:: Stored data

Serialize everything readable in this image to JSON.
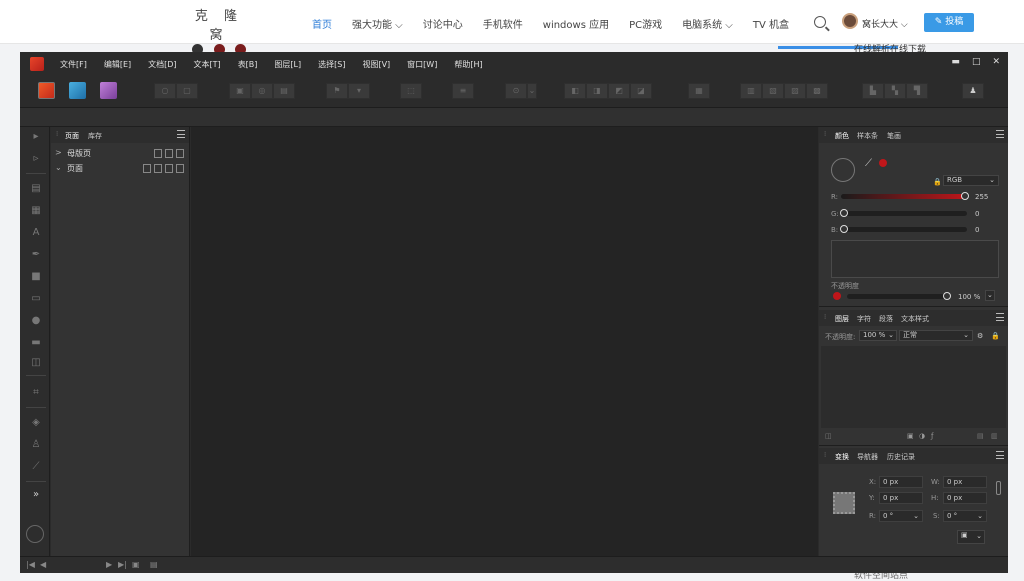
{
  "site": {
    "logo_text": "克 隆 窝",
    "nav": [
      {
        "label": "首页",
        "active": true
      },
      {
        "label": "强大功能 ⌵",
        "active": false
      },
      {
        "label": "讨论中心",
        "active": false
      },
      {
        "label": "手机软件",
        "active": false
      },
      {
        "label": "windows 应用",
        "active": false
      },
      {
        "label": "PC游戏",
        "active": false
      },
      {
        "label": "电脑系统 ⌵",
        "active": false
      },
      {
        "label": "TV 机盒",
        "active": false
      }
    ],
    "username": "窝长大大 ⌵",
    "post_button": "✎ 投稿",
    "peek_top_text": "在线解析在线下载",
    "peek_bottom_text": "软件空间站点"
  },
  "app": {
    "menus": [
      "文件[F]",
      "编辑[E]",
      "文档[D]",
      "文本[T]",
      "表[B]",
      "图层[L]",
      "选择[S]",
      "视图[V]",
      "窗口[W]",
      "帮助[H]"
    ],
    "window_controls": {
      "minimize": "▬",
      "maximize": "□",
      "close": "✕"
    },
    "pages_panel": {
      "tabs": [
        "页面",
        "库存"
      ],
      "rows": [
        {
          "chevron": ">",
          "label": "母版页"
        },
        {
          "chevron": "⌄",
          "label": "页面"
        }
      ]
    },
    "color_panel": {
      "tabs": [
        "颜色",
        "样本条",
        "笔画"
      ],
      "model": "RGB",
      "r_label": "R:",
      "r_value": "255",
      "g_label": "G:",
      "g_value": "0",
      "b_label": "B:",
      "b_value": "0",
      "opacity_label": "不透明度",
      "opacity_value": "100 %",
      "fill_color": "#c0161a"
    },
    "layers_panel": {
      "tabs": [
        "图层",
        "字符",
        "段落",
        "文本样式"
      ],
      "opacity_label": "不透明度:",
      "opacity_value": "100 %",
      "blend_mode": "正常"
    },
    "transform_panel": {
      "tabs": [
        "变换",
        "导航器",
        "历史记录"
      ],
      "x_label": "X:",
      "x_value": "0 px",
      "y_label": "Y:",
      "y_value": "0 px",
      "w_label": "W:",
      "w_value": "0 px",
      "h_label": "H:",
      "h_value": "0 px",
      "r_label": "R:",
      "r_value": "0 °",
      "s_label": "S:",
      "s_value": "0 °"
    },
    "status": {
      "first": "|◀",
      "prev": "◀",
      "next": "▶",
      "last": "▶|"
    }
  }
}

::::

_Exercise_:
Every line of the data should be copied as it stands, without the images.

_Exercise answer_:
Serialize everything readable in this image to JSON.
{
  "site": {
    "logo_text": "克 隆 窝",
    "nav": [
      {
        "label": "首页",
        "active": true
      },
      {
        "label": "强大功能 ⌵",
        "active": false
      },
      {
        "label": "讨论中心",
        "active": false
      },
      {
        "label": "手机软件",
        "active": false
      },
      {
        "label": "windows 应用",
        "active": false
      },
      {
        "label": "PC游戏",
        "active": false
      },
      {
        "label": "电脑系统 ⌵",
        "active": false
      },
      {
        "label": "TV 机盒",
        "active": false
      }
    ],
    "username": "窝长大大 ⌵",
    "post_button": "✎ 投稿",
    "peek_top_text": "在线解析在线下载",
    "peek_bottom_text": "软件空间站点"
  },
  "app": {
    "menus": [
      "文件[F]",
      "编辑[E]",
      "文档[D]",
      "文本[T]",
      "表[B]",
      "图层[L]",
      "选择[S]",
      "视图[V]",
      "窗口[W]",
      "帮助[H]"
    ],
    "window_controls": {
      "minimize": "▬",
      "maximize": "□",
      "close": "✕"
    },
    "pages_panel": {
      "tabs": [
        "页面",
        "库存"
      ],
      "rows": [
        {
          "chevron": ">",
          "label": "母版页"
        },
        {
          "chevron": "⌄",
          "label": "页面"
        }
      ]
    },
    "color_panel": {
      "tabs": [
        "颜色",
        "样本条",
        "笔画"
      ],
      "model": "RGB",
      "r_label": "R:",
      "r_value": "255",
      "g_label": "G:",
      "g_value": "0",
      "b_label": "B:",
      "b_value": "0",
      "opacity_label": "不透明度",
      "opacity_value": "100 %",
      "fill_color": "#c0161a"
    },
    "layers_panel": {
      "tabs": [
        "图层",
        "字符",
        "段落",
        "文本样式"
      ],
      "opacity_label": "不透明度:",
      "opacity_value": "100 %",
      "blend_mode": "正常"
    },
    "transform_panel": {
      "tabs": [
        "变换",
        "导航器",
        "历史记录"
      ],
      "x_label": "X:",
      "x_value": "0 px",
      "y_label": "Y:",
      "y_value": "0 px",
      "w_label": "W:",
      "w_value": "0 px",
      "h_label": "H:",
      "h_value": "0 px",
      "r_label": "R:",
      "r_value": "0 °",
      "s_label": "S:",
      "s_value": "0 °"
    },
    "status": {
      "first": "|◀",
      "prev": "◀",
      "next": "▶",
      "last": "▶|"
    }
  }
}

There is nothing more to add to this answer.